- Text extract:
Dustin Clare as Gannicus in Spartacus: Vengeance
In January 2011, the STARZ cable network premiered Spartacus: Gods of the Arena, a prequel to its hugely successful 2010 series Spartacus: Blood and Sand. This miniseries told the story of Gannicus, the first gladiator to become champion of Capua representing Quintus Lentulus Batiatus. The character was played by Australian actor Dustin Clare, who reprises his role beginning in this Friday night’s (February 24th) episode of Spartacus: Vengeance, the second season of the Spartacus saga, airing Fridays @ 10:00 p.m. EST/PST on STARZ.
Born and raised in Australia, Clare trained at the Western Australian Academy of Performing Arts. Along with a number of miniseries, he has appeared on several TV series including All Saints, Headland and Underbelly: A Tale of Two Cities. The actor also played the regular role of Riley Ward in McLeod’s Daughters, for which he won a 2007 Australian Silver Logie award for “Most Popular New Male Talent.”
Last week, the handsome and talented Clare spoke with me as well as handful of other journalists about his character’s return to the Spartacus fold. The following is an edited version of our Q & A. Enjoy!
In Spartacus: Gods of the Arena you had a feature role, and now you're coming back to an established show where someone else is in the main role. Did you have any difficulty sharing the spotlight?
Dustin Clare: No, not at all. I think we're all pretty generous. It's a big ensemble cast you know, and I think that the stories have very much been ensemble-based, so it's all shared around the storyline.
Did the popularity of Gannicus in Gods of the Arena have any influence on him appearing in Vengeance or was he in the mix all along?
DC: Yes, he was in the mix all along, I just kept it pretty low key.
Can you talk about any challenges that Gannicus faces as a free man?

- Excerpted data:
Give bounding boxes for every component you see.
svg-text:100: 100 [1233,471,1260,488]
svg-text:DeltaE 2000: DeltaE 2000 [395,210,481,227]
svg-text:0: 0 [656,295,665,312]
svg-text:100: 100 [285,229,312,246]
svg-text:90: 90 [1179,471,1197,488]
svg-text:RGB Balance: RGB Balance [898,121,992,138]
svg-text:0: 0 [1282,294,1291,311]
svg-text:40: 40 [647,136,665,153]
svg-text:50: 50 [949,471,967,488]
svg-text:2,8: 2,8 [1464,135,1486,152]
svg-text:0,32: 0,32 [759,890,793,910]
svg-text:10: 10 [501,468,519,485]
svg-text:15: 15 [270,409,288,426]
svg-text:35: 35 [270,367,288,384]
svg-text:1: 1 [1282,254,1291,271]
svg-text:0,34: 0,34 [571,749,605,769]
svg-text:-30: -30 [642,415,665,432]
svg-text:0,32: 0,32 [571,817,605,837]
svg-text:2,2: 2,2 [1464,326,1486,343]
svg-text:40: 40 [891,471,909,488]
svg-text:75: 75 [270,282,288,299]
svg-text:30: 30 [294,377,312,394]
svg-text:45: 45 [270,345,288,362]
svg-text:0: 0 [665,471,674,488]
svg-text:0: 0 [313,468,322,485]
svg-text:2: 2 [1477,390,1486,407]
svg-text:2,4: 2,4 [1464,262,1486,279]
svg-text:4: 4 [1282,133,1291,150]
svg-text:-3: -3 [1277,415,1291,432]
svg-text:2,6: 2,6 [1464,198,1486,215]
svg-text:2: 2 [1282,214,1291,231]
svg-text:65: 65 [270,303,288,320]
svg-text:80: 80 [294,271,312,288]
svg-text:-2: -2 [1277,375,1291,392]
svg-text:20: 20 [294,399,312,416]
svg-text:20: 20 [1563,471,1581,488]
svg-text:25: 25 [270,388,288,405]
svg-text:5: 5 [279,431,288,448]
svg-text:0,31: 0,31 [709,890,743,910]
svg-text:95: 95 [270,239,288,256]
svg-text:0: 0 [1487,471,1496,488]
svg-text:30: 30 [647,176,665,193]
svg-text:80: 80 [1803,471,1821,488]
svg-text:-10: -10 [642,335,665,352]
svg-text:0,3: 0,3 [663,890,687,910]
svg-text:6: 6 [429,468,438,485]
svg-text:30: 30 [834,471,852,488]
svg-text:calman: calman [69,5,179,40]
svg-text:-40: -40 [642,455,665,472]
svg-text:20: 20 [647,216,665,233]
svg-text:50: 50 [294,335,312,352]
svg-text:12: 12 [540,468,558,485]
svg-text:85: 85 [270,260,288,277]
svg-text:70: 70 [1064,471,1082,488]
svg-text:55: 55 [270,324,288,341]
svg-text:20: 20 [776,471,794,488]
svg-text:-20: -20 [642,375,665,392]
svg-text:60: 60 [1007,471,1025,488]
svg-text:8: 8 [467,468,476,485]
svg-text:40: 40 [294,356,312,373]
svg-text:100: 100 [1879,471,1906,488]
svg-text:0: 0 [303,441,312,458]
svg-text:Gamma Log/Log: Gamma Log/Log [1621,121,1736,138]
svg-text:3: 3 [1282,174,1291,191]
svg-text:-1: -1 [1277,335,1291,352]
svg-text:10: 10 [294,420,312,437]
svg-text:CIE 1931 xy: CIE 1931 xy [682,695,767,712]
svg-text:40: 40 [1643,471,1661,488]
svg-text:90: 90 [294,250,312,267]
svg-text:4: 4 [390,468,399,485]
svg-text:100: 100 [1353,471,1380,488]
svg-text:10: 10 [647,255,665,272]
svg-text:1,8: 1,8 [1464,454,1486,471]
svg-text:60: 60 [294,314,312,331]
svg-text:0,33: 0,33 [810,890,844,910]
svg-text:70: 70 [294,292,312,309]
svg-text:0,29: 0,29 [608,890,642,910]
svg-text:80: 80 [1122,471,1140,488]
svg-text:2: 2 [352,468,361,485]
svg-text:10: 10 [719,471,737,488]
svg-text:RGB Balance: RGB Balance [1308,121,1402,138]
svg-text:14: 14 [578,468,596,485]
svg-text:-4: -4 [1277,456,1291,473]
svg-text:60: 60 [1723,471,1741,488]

- Stated problem A:
Reproduce the passage of the Dustin Clare interview that starts at "Last week, the" and ends at "Q & A. Enjoy!".
- Stated problem B:
In the Dustin Clare interview, list the television series named in the paragraph that begins "Born and raised in Australia".

- Output A:
Last week, the handsome and talented Clare spoke with me as well as handful of other journalists about his character’s return to the Spartacus fold. The following is an edited version of our Q & A. Enjoy!

- Output B:
- All Saints
- Headland
- Underbelly: A Tale of Two Cities
- McLeod's Daughters